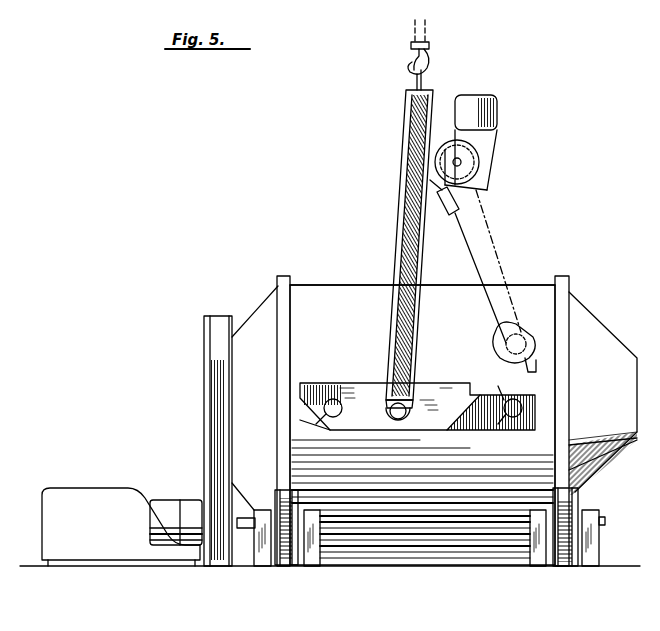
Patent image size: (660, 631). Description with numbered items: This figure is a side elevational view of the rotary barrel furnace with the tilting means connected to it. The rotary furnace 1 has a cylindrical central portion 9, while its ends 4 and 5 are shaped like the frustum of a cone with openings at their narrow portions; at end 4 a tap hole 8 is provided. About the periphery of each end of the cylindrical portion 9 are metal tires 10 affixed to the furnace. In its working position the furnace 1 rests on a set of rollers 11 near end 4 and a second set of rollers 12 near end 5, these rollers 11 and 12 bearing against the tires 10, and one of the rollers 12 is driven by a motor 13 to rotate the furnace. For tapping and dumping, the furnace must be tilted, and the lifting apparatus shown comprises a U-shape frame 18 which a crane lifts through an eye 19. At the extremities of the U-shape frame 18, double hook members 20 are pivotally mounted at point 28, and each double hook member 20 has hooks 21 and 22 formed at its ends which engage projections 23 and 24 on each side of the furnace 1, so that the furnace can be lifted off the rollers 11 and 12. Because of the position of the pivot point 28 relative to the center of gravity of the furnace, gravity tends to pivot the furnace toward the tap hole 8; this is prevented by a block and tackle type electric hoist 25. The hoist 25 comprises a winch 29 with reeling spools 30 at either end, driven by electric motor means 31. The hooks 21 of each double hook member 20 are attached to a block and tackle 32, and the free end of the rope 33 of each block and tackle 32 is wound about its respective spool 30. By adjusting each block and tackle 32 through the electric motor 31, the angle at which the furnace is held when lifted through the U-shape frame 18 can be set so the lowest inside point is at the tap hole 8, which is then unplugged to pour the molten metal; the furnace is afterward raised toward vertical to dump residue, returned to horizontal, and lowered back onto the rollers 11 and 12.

The rotary furnace 1 is at (538, 268).
The end 4 is at (592, 324).
The end 5 is at (258, 313).
The tap hole 8 is at (608, 488).
The central portion 9 is at (443, 286).
The metal tires 10 is at (286, 281).
The set of rollers 11 is at (568, 548).
The second set of rollers 12 is at (290, 548).
The motor 13 is at (118, 530).
The U-shape frame 18 is at (410, 210).
The eye 19 is at (430, 72).
The double hook members 20 is at (440, 385).
The hooks 21 is at (506, 420).
The hooks 22 is at (330, 428).
The projections 23 is at (504, 398).
The projections 24 is at (336, 398).
The block and tackle type electric hoist 25 is at (490, 141).
The point 28 is at (389, 413).
The winch 29 is at (463, 162).
The reeling spools 30 is at (476, 172).
The electric motor means 31 is at (492, 115).
The block and tackle 32 is at (497, 342).
The rope 33 is at (503, 243).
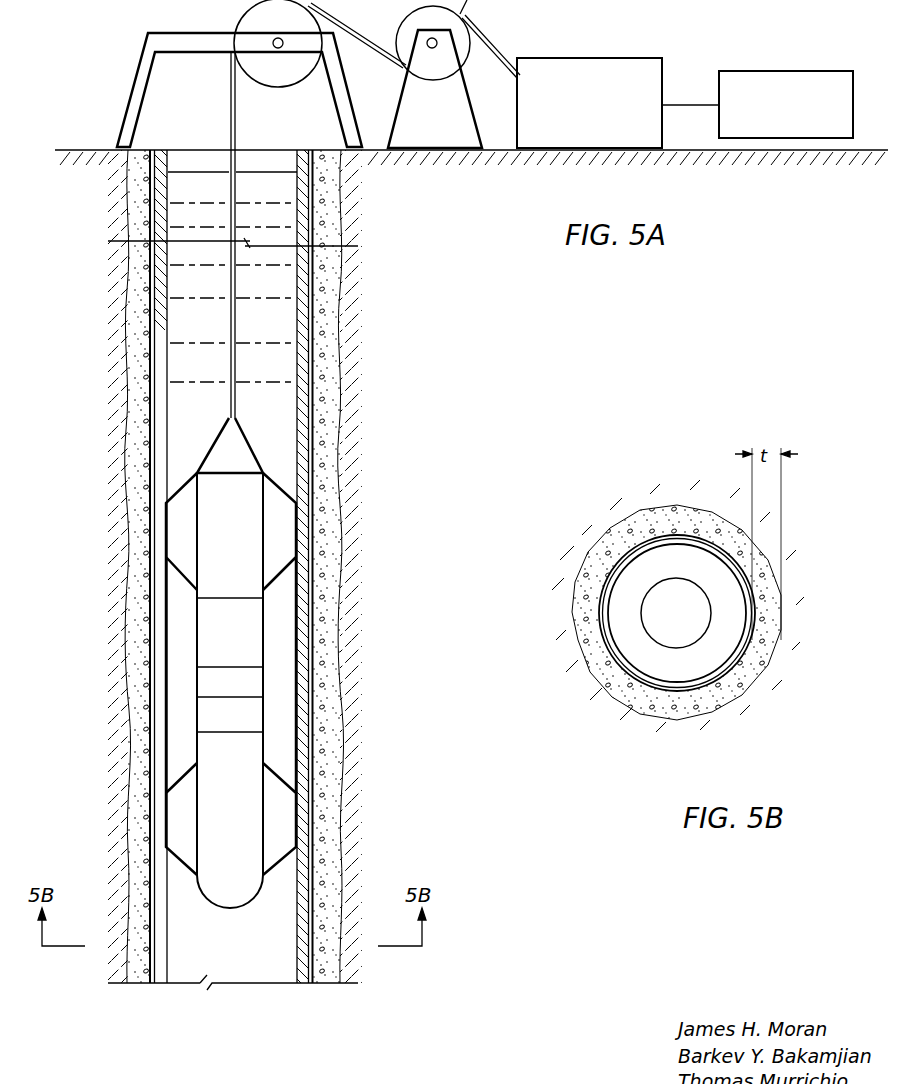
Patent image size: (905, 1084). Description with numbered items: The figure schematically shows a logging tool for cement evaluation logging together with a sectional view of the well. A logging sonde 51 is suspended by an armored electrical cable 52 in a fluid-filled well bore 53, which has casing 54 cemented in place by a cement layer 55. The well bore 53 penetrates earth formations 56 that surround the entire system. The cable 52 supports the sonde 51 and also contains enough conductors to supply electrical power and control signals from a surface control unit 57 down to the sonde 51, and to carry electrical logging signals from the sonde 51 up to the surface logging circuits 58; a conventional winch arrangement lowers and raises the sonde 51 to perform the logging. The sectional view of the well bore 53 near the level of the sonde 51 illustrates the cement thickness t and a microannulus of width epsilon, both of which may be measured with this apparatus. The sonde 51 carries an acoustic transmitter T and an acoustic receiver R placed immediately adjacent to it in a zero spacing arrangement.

In FIG. 5A, the logging sonde 51 is at (248, 502).
In FIG. 5B, the logging sonde 51 is at (683, 632).
In FIG. 5A, the armored electrical cable 52 is at (238, 325).
In FIG. 5A, the well bore 53 is at (282, 398).
In FIG. 5A, the casing 54 is at (310, 580).
In FIG. 5B, the casing 54 is at (618, 548).
In FIG. 5A, the cement layer 55 is at (325, 762).
In FIG. 5B, the cement layer 55 is at (640, 520).
In FIG. 5A, the earth formations 56 is at (340, 862).
In FIG. 5B, the earth formations 56 is at (588, 690).
In FIG. 5A, the surface control unit 57 is at (626, 58).
In FIG. 5A, the surface logging circuits 58 is at (783, 71).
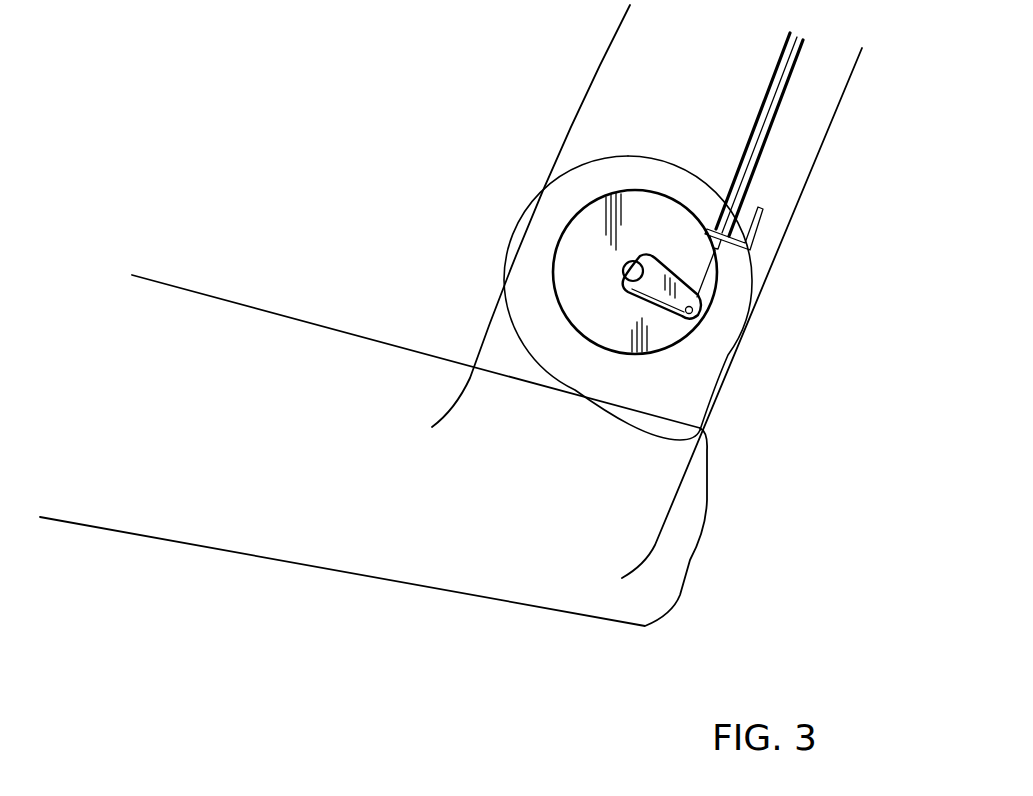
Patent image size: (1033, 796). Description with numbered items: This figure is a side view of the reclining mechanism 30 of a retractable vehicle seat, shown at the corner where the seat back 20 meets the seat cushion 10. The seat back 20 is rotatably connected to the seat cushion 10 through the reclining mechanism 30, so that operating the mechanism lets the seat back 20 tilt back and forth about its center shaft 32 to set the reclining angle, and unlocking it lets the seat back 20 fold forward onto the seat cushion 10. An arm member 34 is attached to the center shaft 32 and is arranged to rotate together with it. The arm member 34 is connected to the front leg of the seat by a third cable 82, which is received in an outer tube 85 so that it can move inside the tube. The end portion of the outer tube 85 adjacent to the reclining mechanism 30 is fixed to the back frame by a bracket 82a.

The seat cushion 10 is at (276, 310).
The seat back 20 is at (593, 73).
The seat reclining mechanism 30 is at (573, 212).
The center shaft 32 is at (624, 268).
The arm member 34 is at (662, 295).
The third cable 82 is at (703, 290).
The bracket 82a is at (757, 223).
The outer tube 85 is at (763, 143).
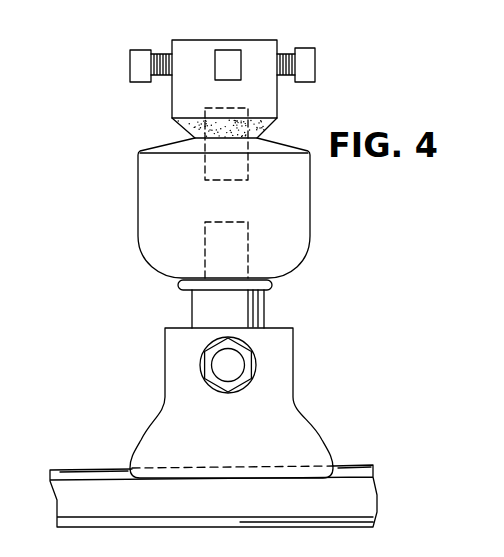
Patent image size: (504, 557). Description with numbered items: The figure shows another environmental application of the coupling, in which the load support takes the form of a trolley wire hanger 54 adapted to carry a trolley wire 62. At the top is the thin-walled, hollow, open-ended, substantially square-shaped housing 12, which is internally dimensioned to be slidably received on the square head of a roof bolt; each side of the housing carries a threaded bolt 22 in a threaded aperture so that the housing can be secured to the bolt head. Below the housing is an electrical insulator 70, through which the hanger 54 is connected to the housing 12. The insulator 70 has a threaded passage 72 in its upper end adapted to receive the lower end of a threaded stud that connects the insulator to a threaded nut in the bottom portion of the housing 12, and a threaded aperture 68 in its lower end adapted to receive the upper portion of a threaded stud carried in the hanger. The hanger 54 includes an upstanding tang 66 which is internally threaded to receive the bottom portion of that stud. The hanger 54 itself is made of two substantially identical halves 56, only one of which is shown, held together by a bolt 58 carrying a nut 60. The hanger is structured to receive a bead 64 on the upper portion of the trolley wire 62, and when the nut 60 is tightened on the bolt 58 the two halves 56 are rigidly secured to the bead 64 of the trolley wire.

The housing 12 is at (226, 30).
The threaded bolt 22 is at (306, 50).
The trolley wire hanger 54 is at (178, 304).
The halves 56 is at (202, 413).
The bolt 58 is at (227, 367).
The nut 60 is at (252, 356).
The trolley wire 62 is at (270, 493).
The bead 64 is at (358, 470).
The upstanding tang 66 is at (240, 307).
The threaded aperture 68 is at (233, 256).
The electrical insulator 70 is at (287, 199).
The threaded passage 72 is at (228, 162).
--------
Reproduce word for word the lines of the entries above, starting at the line that contains "Patent image size: (504, 557)." and ending at the final line of the entries.

Patent image size: (504, 557). Description with numbered items: The figure shows another environmental application of the coupling, in which the load support takes the form of a trolley wire hanger 54 adapted to carry a trolley wire 62. At the top is the thin-walled, hollow, open-ended, substantially square-shaped housing 12, which is internally dimensioned to be slidably received on the square head of a roof bolt; each side of the housing carries a threaded bolt 22 in a threaded aperture so that the housing can be secured to the bolt head. Below the housing is an electrical insulator 70, through which the hanger 54 is connected to the housing 12. The insulator 70 has a threaded passage 72 in its upper end adapted to receive the lower end of a threaded stud that connects the insulator to a threaded nut in the bottom portion of the housing 12, and a threaded aperture 68 in its lower end adapted to receive the upper portion of a threaded stud carried in the hanger. The hanger 54 includes an upstanding tang 66 which is internally threaded to receive the bottom portion of that stud. The hanger 54 itself is made of two substantially identical halves 56, only one of which is shown, held together by a bolt 58 carrying a nut 60. The hanger is structured to receive a bead 64 on the upper portion of the trolley wire 62, and when the nut 60 is tightened on the bolt 58 the two halves 56 are rigidly secured to the bead 64 of the trolley wire.

The housing 12 is at (226, 30).
The threaded bolt 22 is at (306, 50).
The trolley wire hanger 54 is at (178, 304).
The halves 56 is at (202, 413).
The bolt 58 is at (227, 367).
The nut 60 is at (252, 356).
The trolley wire 62 is at (270, 493).
The bead 64 is at (358, 470).
The upstanding tang 66 is at (240, 307).
The threaded aperture 68 is at (233, 256).
The electrical insulator 70 is at (287, 199).
The threaded passage 72 is at (228, 162).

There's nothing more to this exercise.